*Instruction 1*: Copy the rows below word for word, from the start of the rows through the line that contains "table-row: 251009131559451 2025-10-09", including both ends.

*Document*:
'''
Rule: Direct evidence is weighted higher than indirect evidence.

4.3 Validation vs Confirmation

Validation is testing a belief against reality. Confirmation is seeking information that supports a pre-existing belief.

Qualifies as validation:

Open-ended questions that allow users to contradict your hypothesis
A/B tests showing which option users prefer
Recording disconfirming evidence alongside confirming evidence

Does not qualify (confirmation bias):

Leading questions that prime users toward a desired answer
Selectively sharing only positive feedback
Discounting negative signals without explanation

Rule: Evidence must be gathered with the intent to falsify, not confirm.

4.4 User

An individual who matches the defined target user profile and has experienced the problem or used the product.

Qualifies:

Someone who meets the demographic, behavioural, or contextual criteria defined for the target segment
An individual who has experienced the problem first-hand

Does not qualify:

Team members, advisors, or investors
Friends or family unless they independently match the target profile
Individuals who do not match the defined user criteria

Rule: If the individual does not match the user definition, their input scores zero.
'''
*Data for this exercise*:
'''
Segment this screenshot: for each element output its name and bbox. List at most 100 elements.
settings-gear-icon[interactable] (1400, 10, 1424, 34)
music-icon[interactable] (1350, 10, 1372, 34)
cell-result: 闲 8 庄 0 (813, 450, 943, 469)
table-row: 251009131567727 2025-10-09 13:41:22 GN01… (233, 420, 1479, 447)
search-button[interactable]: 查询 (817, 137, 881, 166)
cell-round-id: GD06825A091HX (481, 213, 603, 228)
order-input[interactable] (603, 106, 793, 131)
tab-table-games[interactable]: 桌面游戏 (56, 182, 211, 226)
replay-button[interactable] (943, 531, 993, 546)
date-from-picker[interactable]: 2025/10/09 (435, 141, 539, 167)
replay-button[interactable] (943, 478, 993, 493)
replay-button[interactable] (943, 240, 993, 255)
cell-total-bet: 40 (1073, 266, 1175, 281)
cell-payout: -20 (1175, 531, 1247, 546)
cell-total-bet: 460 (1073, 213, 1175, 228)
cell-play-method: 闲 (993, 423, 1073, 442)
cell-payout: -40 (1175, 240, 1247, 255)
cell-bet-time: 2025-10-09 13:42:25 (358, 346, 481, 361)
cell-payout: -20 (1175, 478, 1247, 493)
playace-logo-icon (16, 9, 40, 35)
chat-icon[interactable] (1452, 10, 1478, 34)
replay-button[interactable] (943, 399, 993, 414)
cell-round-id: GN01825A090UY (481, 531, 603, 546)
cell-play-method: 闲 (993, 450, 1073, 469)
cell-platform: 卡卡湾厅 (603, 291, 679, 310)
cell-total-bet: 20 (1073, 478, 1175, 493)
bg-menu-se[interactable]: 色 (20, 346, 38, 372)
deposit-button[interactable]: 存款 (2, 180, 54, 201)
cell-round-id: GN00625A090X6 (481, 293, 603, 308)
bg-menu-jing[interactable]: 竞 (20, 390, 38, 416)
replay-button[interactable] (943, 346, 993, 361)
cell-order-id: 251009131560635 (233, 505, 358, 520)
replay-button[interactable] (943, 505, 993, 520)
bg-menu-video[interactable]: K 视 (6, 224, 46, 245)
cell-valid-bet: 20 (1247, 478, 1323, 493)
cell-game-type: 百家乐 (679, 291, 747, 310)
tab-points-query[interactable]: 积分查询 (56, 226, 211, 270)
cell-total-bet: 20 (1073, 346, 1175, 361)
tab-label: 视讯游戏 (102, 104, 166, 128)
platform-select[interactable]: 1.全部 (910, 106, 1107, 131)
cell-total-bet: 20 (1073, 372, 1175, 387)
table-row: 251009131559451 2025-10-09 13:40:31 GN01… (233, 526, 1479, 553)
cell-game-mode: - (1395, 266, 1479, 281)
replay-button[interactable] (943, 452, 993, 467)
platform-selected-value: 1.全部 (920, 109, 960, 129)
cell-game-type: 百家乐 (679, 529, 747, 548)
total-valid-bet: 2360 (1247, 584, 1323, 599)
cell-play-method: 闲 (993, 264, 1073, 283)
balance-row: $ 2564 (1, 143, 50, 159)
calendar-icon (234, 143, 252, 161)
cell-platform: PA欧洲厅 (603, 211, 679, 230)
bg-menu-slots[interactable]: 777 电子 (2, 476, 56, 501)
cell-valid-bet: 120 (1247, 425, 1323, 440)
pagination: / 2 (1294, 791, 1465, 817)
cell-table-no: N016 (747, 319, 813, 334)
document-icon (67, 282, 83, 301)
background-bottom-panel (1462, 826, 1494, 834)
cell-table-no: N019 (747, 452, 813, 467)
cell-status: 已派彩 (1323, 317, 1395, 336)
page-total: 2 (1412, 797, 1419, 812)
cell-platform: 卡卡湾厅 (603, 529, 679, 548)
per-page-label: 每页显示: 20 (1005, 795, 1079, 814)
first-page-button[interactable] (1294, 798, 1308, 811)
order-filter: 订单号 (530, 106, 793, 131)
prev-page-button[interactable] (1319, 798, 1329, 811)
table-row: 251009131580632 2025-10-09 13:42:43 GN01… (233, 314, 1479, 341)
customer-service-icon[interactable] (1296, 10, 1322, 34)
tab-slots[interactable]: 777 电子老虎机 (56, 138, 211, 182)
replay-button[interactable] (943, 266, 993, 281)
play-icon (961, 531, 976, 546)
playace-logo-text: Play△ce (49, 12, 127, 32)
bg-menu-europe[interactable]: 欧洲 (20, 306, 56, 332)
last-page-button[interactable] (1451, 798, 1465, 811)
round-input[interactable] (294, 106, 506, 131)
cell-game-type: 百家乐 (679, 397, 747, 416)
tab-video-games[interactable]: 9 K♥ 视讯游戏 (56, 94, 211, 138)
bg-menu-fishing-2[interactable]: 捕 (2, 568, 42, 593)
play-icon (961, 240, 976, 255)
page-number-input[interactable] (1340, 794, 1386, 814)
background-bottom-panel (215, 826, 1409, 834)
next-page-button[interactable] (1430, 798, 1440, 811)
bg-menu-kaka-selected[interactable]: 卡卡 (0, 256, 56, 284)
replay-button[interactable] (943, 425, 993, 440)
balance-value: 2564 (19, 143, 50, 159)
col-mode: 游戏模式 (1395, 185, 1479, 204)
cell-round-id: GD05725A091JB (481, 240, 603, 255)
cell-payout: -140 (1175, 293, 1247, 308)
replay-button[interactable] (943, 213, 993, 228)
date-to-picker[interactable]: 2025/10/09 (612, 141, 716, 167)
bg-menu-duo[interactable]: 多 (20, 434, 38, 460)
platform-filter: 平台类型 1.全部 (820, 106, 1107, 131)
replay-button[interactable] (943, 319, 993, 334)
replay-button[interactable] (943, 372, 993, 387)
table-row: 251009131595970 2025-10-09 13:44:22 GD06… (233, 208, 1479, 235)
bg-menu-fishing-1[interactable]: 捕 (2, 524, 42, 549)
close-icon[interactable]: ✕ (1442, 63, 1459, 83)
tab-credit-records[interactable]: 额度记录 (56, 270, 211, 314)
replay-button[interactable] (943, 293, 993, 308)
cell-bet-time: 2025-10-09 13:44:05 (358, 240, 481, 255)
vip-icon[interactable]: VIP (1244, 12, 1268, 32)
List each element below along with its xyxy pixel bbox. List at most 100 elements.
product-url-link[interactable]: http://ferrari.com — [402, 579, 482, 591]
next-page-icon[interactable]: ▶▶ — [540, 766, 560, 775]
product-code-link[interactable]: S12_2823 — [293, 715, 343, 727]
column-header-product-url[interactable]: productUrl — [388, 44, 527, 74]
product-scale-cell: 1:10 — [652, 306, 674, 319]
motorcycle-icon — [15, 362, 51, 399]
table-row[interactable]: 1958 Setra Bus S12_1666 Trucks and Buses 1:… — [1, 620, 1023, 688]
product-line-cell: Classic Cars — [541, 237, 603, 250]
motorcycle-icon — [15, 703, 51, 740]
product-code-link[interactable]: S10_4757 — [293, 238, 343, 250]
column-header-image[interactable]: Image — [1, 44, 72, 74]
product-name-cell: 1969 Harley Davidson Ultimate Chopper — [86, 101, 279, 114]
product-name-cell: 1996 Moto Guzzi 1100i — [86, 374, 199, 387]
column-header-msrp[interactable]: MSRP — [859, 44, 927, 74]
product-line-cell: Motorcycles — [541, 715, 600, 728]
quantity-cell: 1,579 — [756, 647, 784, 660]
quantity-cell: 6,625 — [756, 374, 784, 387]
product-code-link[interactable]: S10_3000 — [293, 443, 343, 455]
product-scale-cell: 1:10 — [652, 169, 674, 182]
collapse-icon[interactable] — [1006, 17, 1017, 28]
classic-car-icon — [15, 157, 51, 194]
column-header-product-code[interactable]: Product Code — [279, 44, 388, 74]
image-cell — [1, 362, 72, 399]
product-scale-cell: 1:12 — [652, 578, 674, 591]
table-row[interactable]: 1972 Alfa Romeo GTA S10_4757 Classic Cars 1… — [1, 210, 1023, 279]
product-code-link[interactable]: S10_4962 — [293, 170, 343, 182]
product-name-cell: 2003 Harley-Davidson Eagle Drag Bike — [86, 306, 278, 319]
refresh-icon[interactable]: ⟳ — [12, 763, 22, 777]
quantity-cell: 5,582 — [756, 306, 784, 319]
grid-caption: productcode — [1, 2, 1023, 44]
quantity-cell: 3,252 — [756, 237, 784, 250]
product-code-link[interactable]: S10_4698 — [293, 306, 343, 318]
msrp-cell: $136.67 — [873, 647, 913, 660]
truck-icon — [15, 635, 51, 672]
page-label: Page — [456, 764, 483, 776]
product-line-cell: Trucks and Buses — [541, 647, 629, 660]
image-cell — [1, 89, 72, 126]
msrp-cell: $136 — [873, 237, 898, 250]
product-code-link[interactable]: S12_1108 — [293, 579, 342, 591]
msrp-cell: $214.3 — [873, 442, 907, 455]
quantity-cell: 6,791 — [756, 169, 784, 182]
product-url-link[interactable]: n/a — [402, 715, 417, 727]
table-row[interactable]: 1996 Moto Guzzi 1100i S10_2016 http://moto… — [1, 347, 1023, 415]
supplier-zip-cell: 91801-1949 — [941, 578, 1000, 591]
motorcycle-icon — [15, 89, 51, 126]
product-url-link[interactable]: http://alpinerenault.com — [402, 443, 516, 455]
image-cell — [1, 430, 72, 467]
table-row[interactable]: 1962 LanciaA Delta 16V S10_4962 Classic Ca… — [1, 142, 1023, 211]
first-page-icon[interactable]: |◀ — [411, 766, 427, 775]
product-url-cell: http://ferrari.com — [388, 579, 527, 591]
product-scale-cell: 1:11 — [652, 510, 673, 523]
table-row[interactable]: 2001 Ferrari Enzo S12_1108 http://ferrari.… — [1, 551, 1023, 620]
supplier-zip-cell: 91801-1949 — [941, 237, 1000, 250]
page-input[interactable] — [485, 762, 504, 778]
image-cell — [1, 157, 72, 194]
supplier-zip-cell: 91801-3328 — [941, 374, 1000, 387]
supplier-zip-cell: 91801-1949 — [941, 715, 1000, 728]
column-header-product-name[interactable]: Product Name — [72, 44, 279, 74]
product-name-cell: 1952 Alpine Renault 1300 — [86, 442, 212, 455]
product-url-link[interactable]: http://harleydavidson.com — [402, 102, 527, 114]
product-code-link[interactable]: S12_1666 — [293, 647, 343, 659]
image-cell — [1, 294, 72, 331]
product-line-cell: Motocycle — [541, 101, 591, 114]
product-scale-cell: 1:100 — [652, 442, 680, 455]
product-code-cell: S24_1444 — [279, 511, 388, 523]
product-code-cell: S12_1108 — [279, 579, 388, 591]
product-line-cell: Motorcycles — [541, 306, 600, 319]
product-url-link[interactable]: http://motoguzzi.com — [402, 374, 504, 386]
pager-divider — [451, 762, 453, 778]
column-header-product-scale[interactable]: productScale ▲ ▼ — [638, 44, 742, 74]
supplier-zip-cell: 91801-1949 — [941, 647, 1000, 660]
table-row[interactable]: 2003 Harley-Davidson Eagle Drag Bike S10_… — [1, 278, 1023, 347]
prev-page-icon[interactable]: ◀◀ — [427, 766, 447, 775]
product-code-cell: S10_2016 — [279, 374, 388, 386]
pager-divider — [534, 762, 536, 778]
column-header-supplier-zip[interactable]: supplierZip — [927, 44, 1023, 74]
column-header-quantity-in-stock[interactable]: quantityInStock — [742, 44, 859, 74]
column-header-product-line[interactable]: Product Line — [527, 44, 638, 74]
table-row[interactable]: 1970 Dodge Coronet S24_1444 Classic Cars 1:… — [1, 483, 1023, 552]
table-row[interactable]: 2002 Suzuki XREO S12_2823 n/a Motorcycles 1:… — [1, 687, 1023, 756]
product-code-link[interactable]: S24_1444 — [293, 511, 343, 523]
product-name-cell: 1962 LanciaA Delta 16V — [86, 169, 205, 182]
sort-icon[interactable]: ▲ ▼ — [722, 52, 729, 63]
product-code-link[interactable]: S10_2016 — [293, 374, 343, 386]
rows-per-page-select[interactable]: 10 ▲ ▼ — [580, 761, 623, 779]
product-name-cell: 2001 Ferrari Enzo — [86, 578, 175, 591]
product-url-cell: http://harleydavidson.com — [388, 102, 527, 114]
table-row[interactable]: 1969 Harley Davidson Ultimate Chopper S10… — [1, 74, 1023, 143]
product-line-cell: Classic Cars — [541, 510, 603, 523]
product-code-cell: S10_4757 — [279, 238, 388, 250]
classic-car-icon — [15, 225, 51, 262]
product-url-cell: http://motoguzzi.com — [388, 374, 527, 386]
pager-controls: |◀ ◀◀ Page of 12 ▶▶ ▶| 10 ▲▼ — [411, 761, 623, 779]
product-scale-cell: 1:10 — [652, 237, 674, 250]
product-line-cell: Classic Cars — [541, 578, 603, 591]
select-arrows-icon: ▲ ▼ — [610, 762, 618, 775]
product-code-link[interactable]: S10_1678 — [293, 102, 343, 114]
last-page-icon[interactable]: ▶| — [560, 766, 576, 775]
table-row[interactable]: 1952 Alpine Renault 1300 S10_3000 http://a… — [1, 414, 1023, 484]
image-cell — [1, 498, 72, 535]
'''
*Instruction 2*:
Answer these questions using the text on evidence and users above.
(a) Which kind of evidence is weighted higher, direct or indirect?
(b) How does the text define validation?
(c) What score does the input of an individual who does not match the user definition receive?

*Complete response 1*:
Segment this screenshot: for each element output its name and bbox. List at most 100 elements.
settings-gear-icon[interactable] (1400, 10, 1424, 34)
music-icon[interactable] (1350, 10, 1372, 34)
cell-result: 闲 8 庄 0 (813, 450, 943, 469)
table-row: 251009131567727 2025-10-09 13:41:22 GN01… (233, 420, 1479, 447)
search-button[interactable]: 查询 (817, 137, 881, 166)
cell-round-id: GD06825A091HX (481, 213, 603, 228)
order-input[interactable] (603, 106, 793, 131)
tab-table-games[interactable]: 桌面游戏 (56, 182, 211, 226)
replay-button[interactable] (943, 531, 993, 546)
date-from-picker[interactable]: 2025/10/09 (435, 141, 539, 167)
replay-button[interactable] (943, 478, 993, 493)
replay-button[interactable] (943, 240, 993, 255)
cell-total-bet: 40 (1073, 266, 1175, 281)
cell-payout: -20 (1175, 531, 1247, 546)
cell-total-bet: 460 (1073, 213, 1175, 228)
cell-play-method: 闲 (993, 423, 1073, 442)
cell-payout: -40 (1175, 240, 1247, 255)
cell-bet-time: 2025-10-09 13:42:25 (358, 346, 481, 361)
cell-payout: -20 (1175, 478, 1247, 493)
playace-logo-icon (16, 9, 40, 35)
chat-icon[interactable] (1452, 10, 1478, 34)
replay-button[interactable] (943, 399, 993, 414)
cell-round-id: GN01825A090UY (481, 531, 603, 546)
cell-play-method: 闲 (993, 450, 1073, 469)
cell-platform: 卡卡湾厅 (603, 291, 679, 310)
cell-total-bet: 20 (1073, 478, 1175, 493)
bg-menu-se[interactable]: 色 (20, 346, 38, 372)
deposit-button[interactable]: 存款 (2, 180, 54, 201)
cell-round-id: GN00625A090X6 (481, 293, 603, 308)
bg-menu-jing[interactable]: 竞 (20, 390, 38, 416)
replay-button[interactable] (943, 346, 993, 361)
cell-order-id: 251009131560635 (233, 505, 358, 520)
replay-button[interactable] (943, 505, 993, 520)
bg-menu-video[interactable]: K 视 (6, 224, 46, 245)
cell-valid-bet: 20 (1247, 478, 1323, 493)
cell-game-type: 百家乐 (679, 291, 747, 310)
tab-points-query[interactable]: 积分查询 (56, 226, 211, 270)
cell-total-bet: 20 (1073, 346, 1175, 361)
tab-label: 视讯游戏 (102, 104, 166, 128)
platform-select[interactable]: 1.全部 (910, 106, 1107, 131)
cell-total-bet: 20 (1073, 372, 1175, 387)
table-row: 251009131559451 2025-10-09 13:40:31 GN01… (233, 526, 1479, 553)

*Complete response 2*:
(a) Direct evidence.
(b) Testing a belief against reality.
(c) Zero.